Supplied entries:
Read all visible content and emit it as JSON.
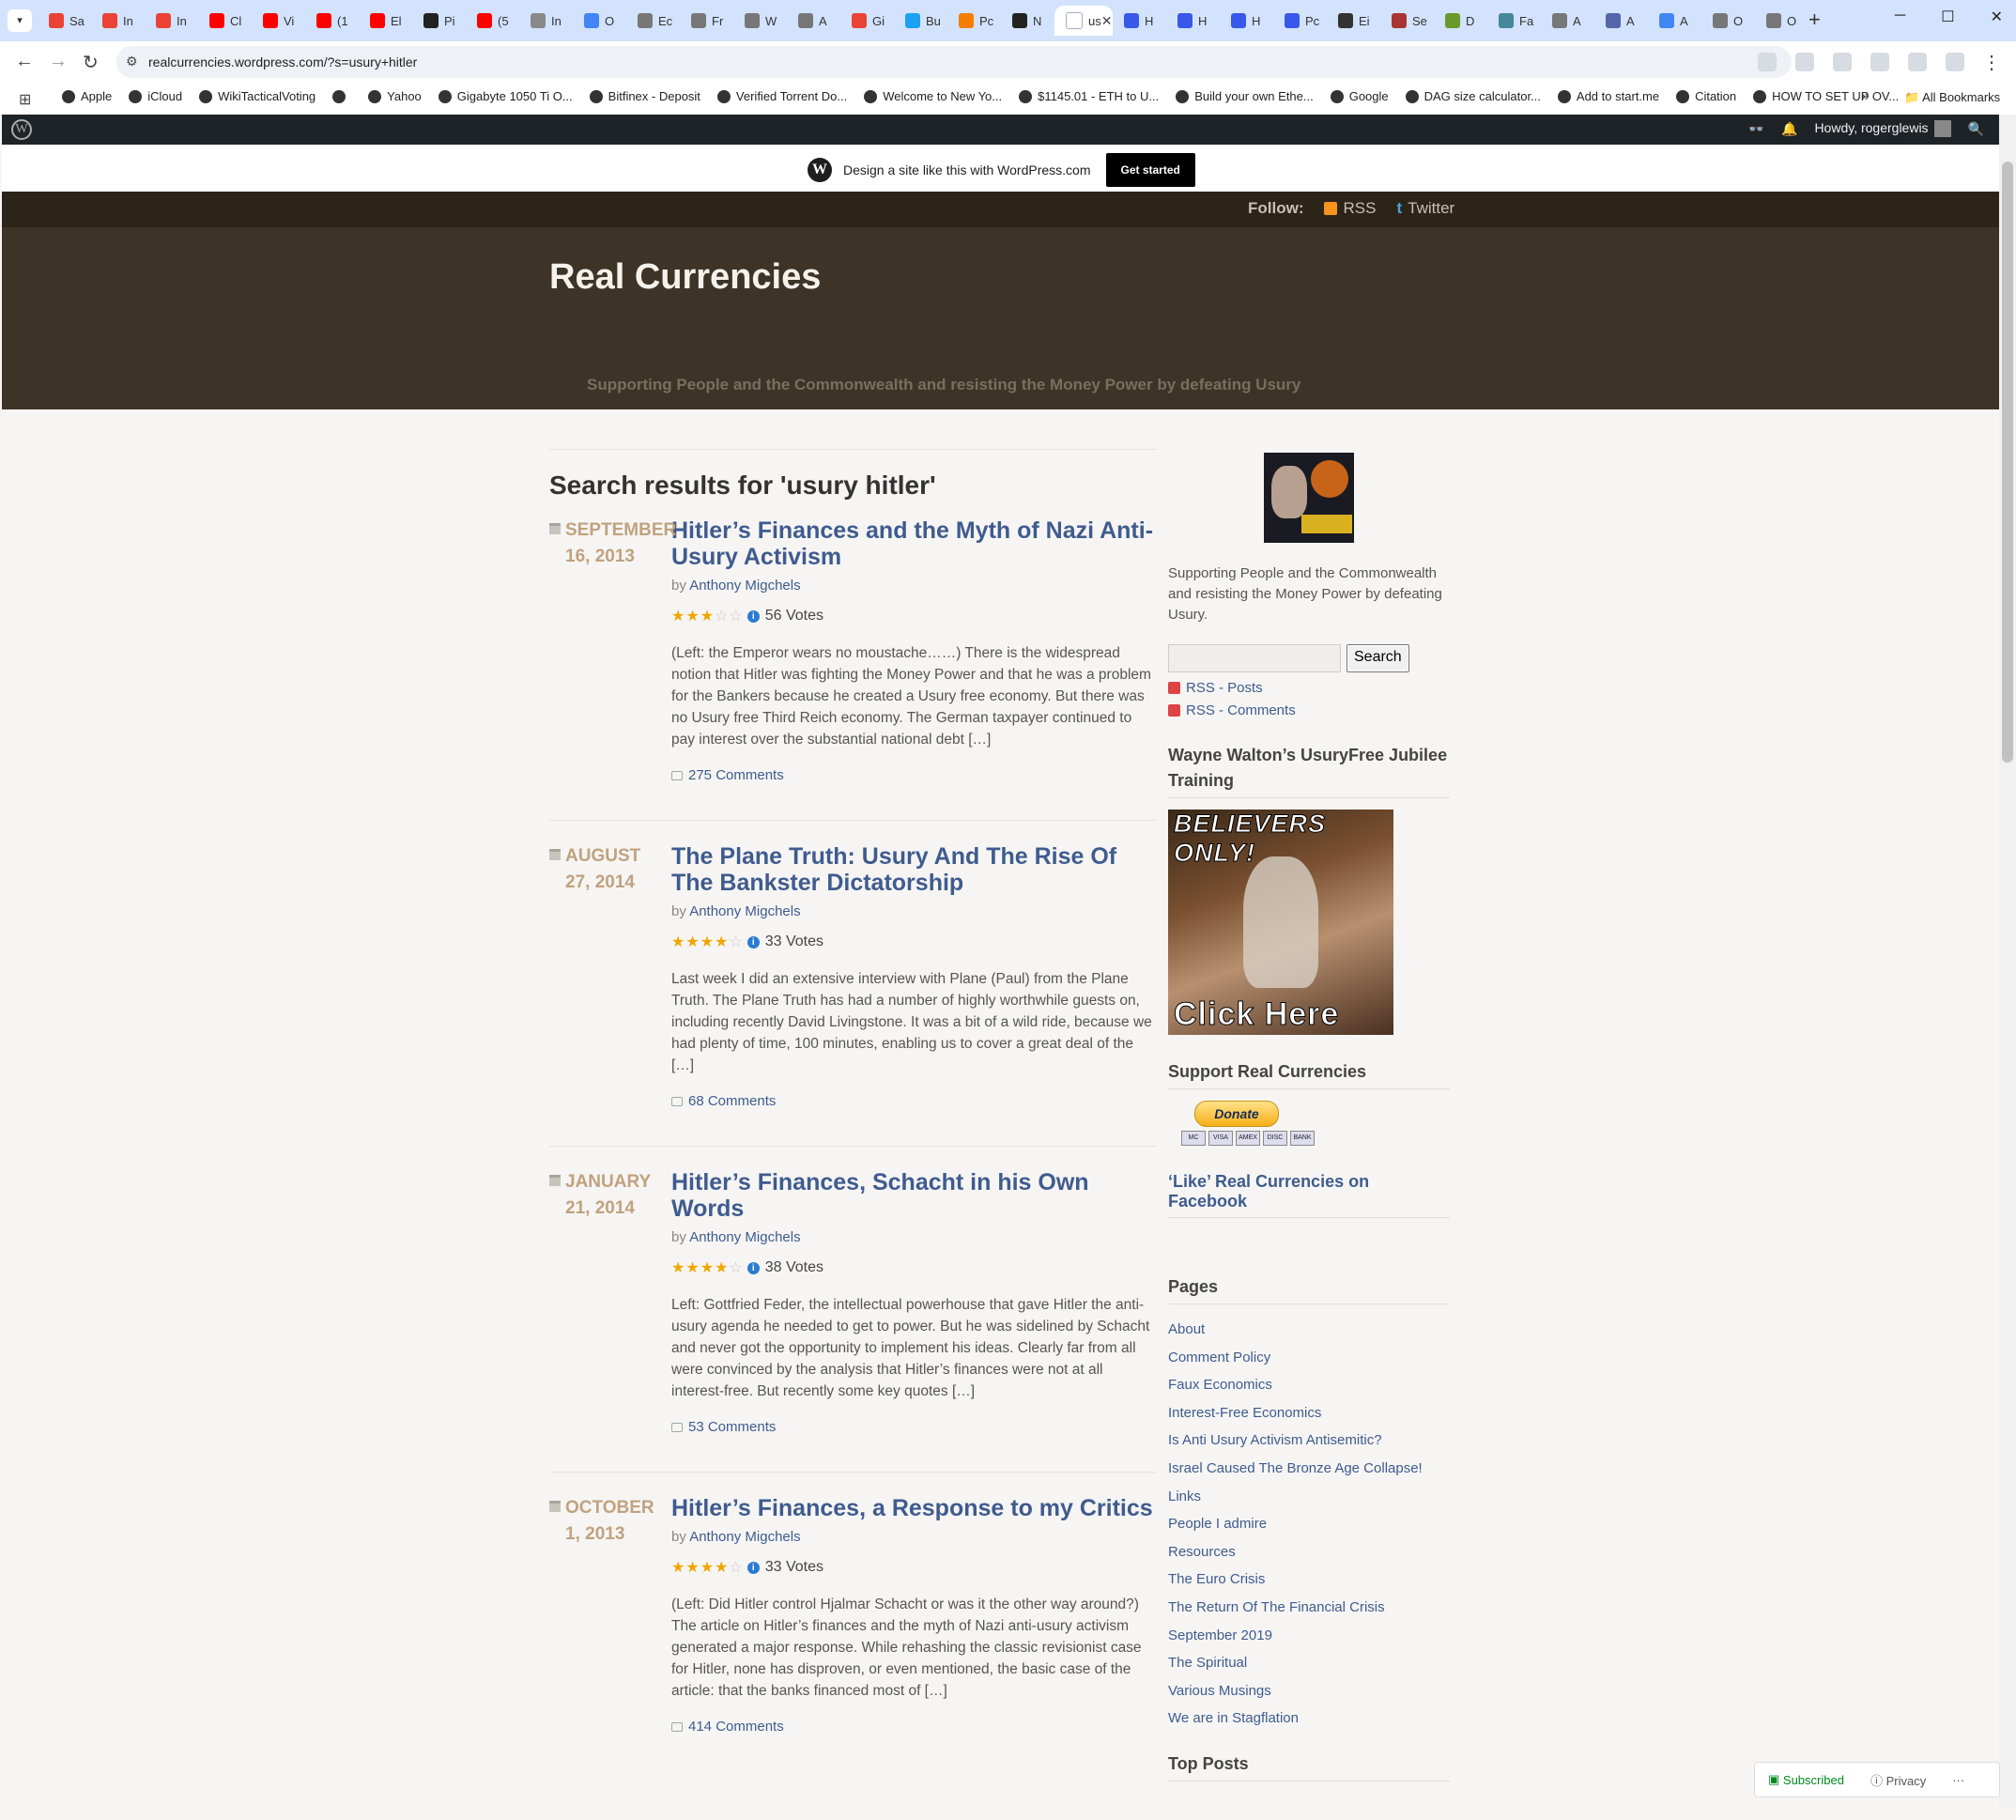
{
  "browser": {
    "tabs": [
      {
        "label": "Sa",
        "color": "#ea4335"
      },
      {
        "label": "In",
        "color": "#ea4335"
      },
      {
        "label": "In",
        "color": "#ea4335"
      },
      {
        "label": "Cl",
        "color": "#ff0000"
      },
      {
        "label": "Vi",
        "color": "#ff0000"
      },
      {
        "label": "(1",
        "color": "#ff0000"
      },
      {
        "label": "El",
        "color": "#ff0000"
      },
      {
        "label": "Pi",
        "color": "#222222"
      },
      {
        "label": "(5",
        "color": "#ff0000"
      },
      {
        "label": "In",
        "color": "#888888"
      },
      {
        "label": "O",
        "color": "#4285f4"
      },
      {
        "label": "Ec",
        "color": "#777777"
      },
      {
        "label": "Fr",
        "color": "#777777"
      },
      {
        "label": "W",
        "color": "#777777"
      },
      {
        "label": "A",
        "color": "#777777"
      },
      {
        "label": "Gi",
        "color": "#ea4335"
      },
      {
        "label": "Bu",
        "color": "#1da1f2"
      },
      {
        "label": "Pc",
        "color": "#f57d00"
      },
      {
        "label": "N",
        "color": "#222222"
      },
      {
        "label": "us",
        "color": "#d3e3fd",
        "active": true
      },
      {
        "label": "H",
        "color": "#3858e9"
      },
      {
        "label": "H",
        "color": "#3858e9"
      },
      {
        "label": "H",
        "color": "#3858e9"
      },
      {
        "label": "Pc",
        "color": "#3858e9"
      },
      {
        "label": "Ei",
        "color": "#333333"
      },
      {
        "label": "Se",
        "color": "#aa3333"
      },
      {
        "label": "D",
        "color": "#6a9a2a"
      },
      {
        "label": "Fa",
        "color": "#448899"
      },
      {
        "label": "A",
        "color": "#777777"
      },
      {
        "label": "A",
        "color": "#5566aa"
      },
      {
        "label": "A",
        "color": "#4285f4"
      },
      {
        "label": "O",
        "color": "#777777"
      },
      {
        "label": "O",
        "color": "#777777"
      }
    ],
    "tab_close": "✕",
    "new_tab": "+",
    "url": "realcurrencies.wordpress.com/?s=usury+hitler",
    "bookmarks": [
      {
        "label": "Apple"
      },
      {
        "label": "iCloud"
      },
      {
        "label": "WikiTacticalVoting"
      },
      {
        "label": ""
      },
      {
        "label": "Yahoo"
      },
      {
        "label": "Gigabyte 1050 Ti O..."
      },
      {
        "label": "Bitfinex - Deposit"
      },
      {
        "label": "Verified Torrent Do..."
      },
      {
        "label": "Welcome to New Yo..."
      },
      {
        "label": "$1145.01 - ETH to U..."
      },
      {
        "label": "Build your own Ethe..."
      },
      {
        "label": "Google"
      },
      {
        "label": "DAG size calculator..."
      },
      {
        "label": "Add to start.me"
      },
      {
        "label": "Citation"
      },
      {
        "label": "HOW TO SET UP OV..."
      }
    ],
    "bookmarks_more": "»",
    "all_bookmarks": "All Bookmarks"
  },
  "wp_admin": {
    "howdy": "Howdy, rogerglewis"
  },
  "promo": {
    "text": "Design a site like this with WordPress.com",
    "button": "Get started"
  },
  "site": {
    "follow_label": "Follow:",
    "rss": "RSS",
    "twitter": "Twitter",
    "title": "Real Currencies",
    "tagline": "Supporting People and the Commonwealth and resisting the Money Power by defeating Usury"
  },
  "main": {
    "results_title": "Search results for 'usury hitler'",
    "posts": [
      {
        "date_line1": "SEPTEMBER",
        "date_line2": "16, 2013",
        "title": "Hitler’s Finances and the Myth of Nazi Anti-Usury Activism",
        "by": "by",
        "author": "Anthony Migchels",
        "stars": 3,
        "half": false,
        "votes": "56 Votes",
        "excerpt": "(Left: the Emperor wears no moustache……) There is the widespread notion that Hitler was fighting the Money Power and that he was a problem for the Bankers because he created a Usury free economy. But there was no Usury free Third Reich economy. The German taxpayer continued to pay interest over the substantial national debt […]",
        "comments": "275 Comments"
      },
      {
        "date_line1": "AUGUST",
        "date_line2": "27, 2014",
        "title": "The Plane Truth: Usury And The Rise Of The Bankster Dictatorship",
        "by": "by",
        "author": "Anthony Migchels",
        "stars": 3,
        "half": true,
        "votes": "33 Votes",
        "excerpt": "Last week I did an extensive interview with Plane (Paul) from the Plane Truth. The Plane Truth has had a number of highly worthwhile guests on, including recently David Livingstone. It was a bit of a wild ride, because we had plenty of time, 100 minutes, enabling us to cover a great deal of the […]",
        "comments": "68 Comments"
      },
      {
        "date_line1": "JANUARY",
        "date_line2": "21, 2014",
        "title": "Hitler’s Finances, Schacht in his Own Words",
        "by": "by",
        "author": "Anthony Migchels",
        "stars": 4,
        "half": false,
        "votes": "38 Votes",
        "excerpt": "Left: Gottfried Feder, the intellectual powerhouse that gave Hitler the anti-usury agenda he needed to get to power. But he was sidelined by Schacht and never got the opportunity to implement his ideas. Clearly far from all were convinced by the analysis that Hitler’s finances were not at all interest-free. But recently some key quotes […]",
        "comments": "53 Comments"
      },
      {
        "date_line1": "OCTOBER",
        "date_line2": "1, 2013",
        "title": "Hitler’s Finances, a Response to my Critics",
        "by": "by",
        "author": "Anthony Migchels",
        "stars": 4,
        "half": false,
        "votes": "33 Votes",
        "excerpt": "(Left: Did Hitler control Hjalmar Schacht or was it the other way around?) The article on Hitler’s finances and the myth of Nazi anti-usury activism generated a major response. While rehashing the classic revisionist case for Hitler, none has disproven, or even mentioned, the basic case of the article: that the banks financed most of […]",
        "comments": "414 Comments"
      }
    ]
  },
  "sidebar": {
    "description": "Supporting People and the Commonwealth and resisting the Money Power by defeating Usury.",
    "search_button": "Search",
    "rss_posts": "RSS - Posts",
    "rss_comments": "RSS - Comments",
    "training_title": "Wayne Walton’s UsuryFree Jubilee Training",
    "ad_top": "BELIEVERS ONLY!",
    "ad_bottom": "Click Here",
    "support_title": "Support Real Currencies",
    "donate": "Donate",
    "cards": [
      "MC",
      "VISA",
      "AMEX",
      "DISC",
      "BANK"
    ],
    "facebook": "‘Like’ Real Currencies on Facebook",
    "pages_title": "Pages",
    "pages": [
      "About",
      "Comment Policy",
      "Faux Economics",
      "Interest-Free Economics",
      "Is Anti Usury Activism Antisemitic?",
      "Israel Caused The Bronze Age Collapse!",
      "Links",
      "People I admire",
      "Resources",
      "The Euro Crisis",
      "The Return Of The Financial Crisis",
      "September 2019",
      "The Spiritual",
      "Various Musings",
      "We are in Stagflation"
    ],
    "top_posts_title": "Top Posts"
  },
  "overlay": {
    "subscribed": "Subscribed",
    "privacy": "Privacy",
    "more": "···"
  },
  "colors": {
    "link": "#3f5b8f",
    "header_bg": "#3d3427",
    "date": "#c0a27f"
  }
}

The exercise: Retype the data above exactly; pictures are not part of the copy.

The reply:
Read all visible content and emit it as JSON.
{
  "browser": {
    "tabs": [
      {
        "label": "Sa",
        "color": "#ea4335"
      },
      {
        "label": "In",
        "color": "#ea4335"
      },
      {
        "label": "In",
        "color": "#ea4335"
      },
      {
        "label": "Cl",
        "color": "#ff0000"
      },
      {
        "label": "Vi",
        "color": "#ff0000"
      },
      {
        "label": "(1",
        "color": "#ff0000"
      },
      {
        "label": "El",
        "color": "#ff0000"
      },
      {
        "label": "Pi",
        "color": "#222222"
      },
      {
        "label": "(5",
        "color": "#ff0000"
      },
      {
        "label": "In",
        "color": "#888888"
      },
      {
        "label": "O",
        "color": "#4285f4"
      },
      {
        "label": "Ec",
        "color": "#777777"
      },
      {
        "label": "Fr",
        "color": "#777777"
      },
      {
        "label": "W",
        "color": "#777777"
      },
      {
        "label": "A",
        "color": "#777777"
      },
      {
        "label": "Gi",
        "color": "#ea4335"
      },
      {
        "label": "Bu",
        "color": "#1da1f2"
      },
      {
        "label": "Pc",
        "color": "#f57d00"
      },
      {
        "label": "N",
        "color": "#222222"
      },
      {
        "label": "us",
        "color": "#d3e3fd",
        "active": true
      },
      {
        "label": "H",
        "color": "#3858e9"
      },
      {
        "label": "H",
        "color": "#3858e9"
      },
      {
        "label": "H",
        "color": "#3858e9"
      },
      {
        "label": "Pc",
        "color": "#3858e9"
      },
      {
        "label": "Ei",
        "color": "#333333"
      },
      {
        "label": "Se",
        "color": "#aa3333"
      },
      {
        "label": "D",
        "color": "#6a9a2a"
      },
      {
        "label": "Fa",
        "color": "#448899"
      },
      {
        "label": "A",
        "color": "#777777"
      },
      {
        "label": "A",
        "color": "#5566aa"
      },
      {
        "label": "A",
        "color": "#4285f4"
      },
      {
        "label": "O",
        "color": "#777777"
      },
      {
        "label": "O",
        "color": "#777777"
      }
    ],
    "tab_close": "✕",
    "new_tab": "+",
    "url": "realcurrencies.wordpress.com/?s=usury+hitler",
    "bookmarks": [
      {
        "label": "Apple"
      },
      {
        "label": "iCloud"
      },
      {
        "label": "WikiTacticalVoting"
      },
      {
        "label": ""
      },
      {
        "label": "Yahoo"
      },
      {
        "label": "Gigabyte 1050 Ti O..."
      },
      {
        "label": "Bitfinex - Deposit"
      },
      {
        "label": "Verified Torrent Do..."
      },
      {
        "label": "Welcome to New Yo..."
      },
      {
        "label": "$1145.01 - ETH to U..."
      },
      {
        "label": "Build your own Ethe..."
      },
      {
        "label": "Google"
      },
      {
        "label": "DAG size calculator..."
      },
      {
        "label": "Add to start.me"
      },
      {
        "label": "Citation"
      },
      {
        "label": "HOW TO SET UP OV..."
      }
    ],
    "bookmarks_more": "»",
    "all_bookmarks": "All Bookmarks"
  },
  "wp_admin": {
    "howdy": "Howdy, rogerglewis"
  },
  "promo": {
    "text": "Design a site like this with WordPress.com",
    "button": "Get started"
  },
  "site": {
    "follow_label": "Follow:",
    "rss": "RSS",
    "twitter": "Twitter",
    "title": "Real Currencies",
    "tagline": "Supporting People and the Commonwealth and resisting the Money Power by defeating Usury"
  },
  "main": {
    "results_title": "Search results for 'usury hitler'",
    "posts": [
      {
        "date_line1": "SEPTEMBER",
        "date_line2": "16, 2013",
        "title": "Hitler’s Finances and the Myth of Nazi Anti-Usury Activism",
        "by": "by",
        "author": "Anthony Migchels",
        "stars": 3,
        "half": false,
        "votes": "56 Votes",
        "excerpt": "(Left: the Emperor wears no moustache……) There is the widespread notion that Hitler was fighting the Money Power and that he was a problem for the Bankers because he created a Usury free economy. But there was no Usury free Third Reich economy. The German taxpayer continued to pay interest over the substantial national debt […]",
        "comments": "275 Comments"
      },
      {
        "date_line1": "AUGUST",
        "date_line2": "27, 2014",
        "title": "The Plane Truth: Usury And The Rise Of The Bankster Dictatorship",
        "by": "by",
        "author": "Anthony Migchels",
        "stars": 3,
        "half": true,
        "votes": "33 Votes",
        "excerpt": "Last week I did an extensive interview with Plane (Paul) from the Plane Truth. The Plane Truth has had a number of highly worthwhile guests on, including recently David Livingstone. It was a bit of a wild ride, because we had plenty of time, 100 minutes, enabling us to cover a great deal of the […]",
        "comments": "68 Comments"
      },
      {
        "date_line1": "JANUARY",
        "date_line2": "21, 2014",
        "title": "Hitler’s Finances, Schacht in his Own Words",
        "by": "by",
        "author": "Anthony Migchels",
        "stars": 4,
        "half": false,
        "votes": "38 Votes",
        "excerpt": "Left: Gottfried Feder, the intellectual powerhouse that gave Hitler the anti-usury agenda he needed to get to power. But he was sidelined by Schacht and never got the opportunity to implement his ideas. Clearly far from all were convinced by the analysis that Hitler’s finances were not at all interest-free. But recently some key quotes […]",
        "comments": "53 Comments"
      },
      {
        "date_line1": "OCTOBER",
        "date_line2": "1, 2013",
        "title": "Hitler’s Finances, a Response to my Critics",
        "by": "by",
        "author": "Anthony Migchels",
        "stars": 4,
        "half": false,
        "votes": "33 Votes",
        "excerpt": "(Left: Did Hitler control Hjalmar Schacht or was it the other way around?) The article on Hitler’s finances and the myth of Nazi anti-usury activism generated a major response. While rehashing the classic revisionist case for Hitler, none has disproven, or even mentioned, the basic case of the article: that the banks financed most of […]",
        "comments": "414 Comments"
      }
    ]
  },
  "sidebar": {
    "description": "Supporting People and the Commonwealth and resisting the Money Power by defeating Usury.",
    "search_button": "Search",
    "rss_posts": "RSS - Posts",
    "rss_comments": "RSS - Comments",
    "training_title": "Wayne Walton’s UsuryFree Jubilee Training",
    "ad_top": "BELIEVERS ONLY!",
    "ad_bottom": "Click Here",
    "support_title": "Support Real Currencies",
    "donate": "Donate",
    "cards": [
      "MC",
      "VISA",
      "AMEX",
      "DISC",
      "BANK"
    ],
    "facebook": "‘Like’ Real Currencies on Facebook",
    "pages_title": "Pages",
    "pages": [
      "About",
      "Comment Policy",
      "Faux Economics",
      "Interest-Free Economics",
      "Is Anti Usury Activism Antisemitic?",
      "Israel Caused The Bronze Age Collapse!",
      "Links",
      "People I admire",
      "Resources",
      "The Euro Crisis",
      "The Return Of The Financial Crisis",
      "September 2019",
      "The Spiritual",
      "Various Musings",
      "We are in Stagflation"
    ],
    "top_posts_title": "Top Posts"
  },
  "overlay": {
    "subscribed": "Subscribed",
    "privacy": "Privacy",
    "more": "···"
  },
  "colors": {
    "link": "#3f5b8f",
    "header_bg": "#3d3427",
    "date": "#c0a27f"
  }
}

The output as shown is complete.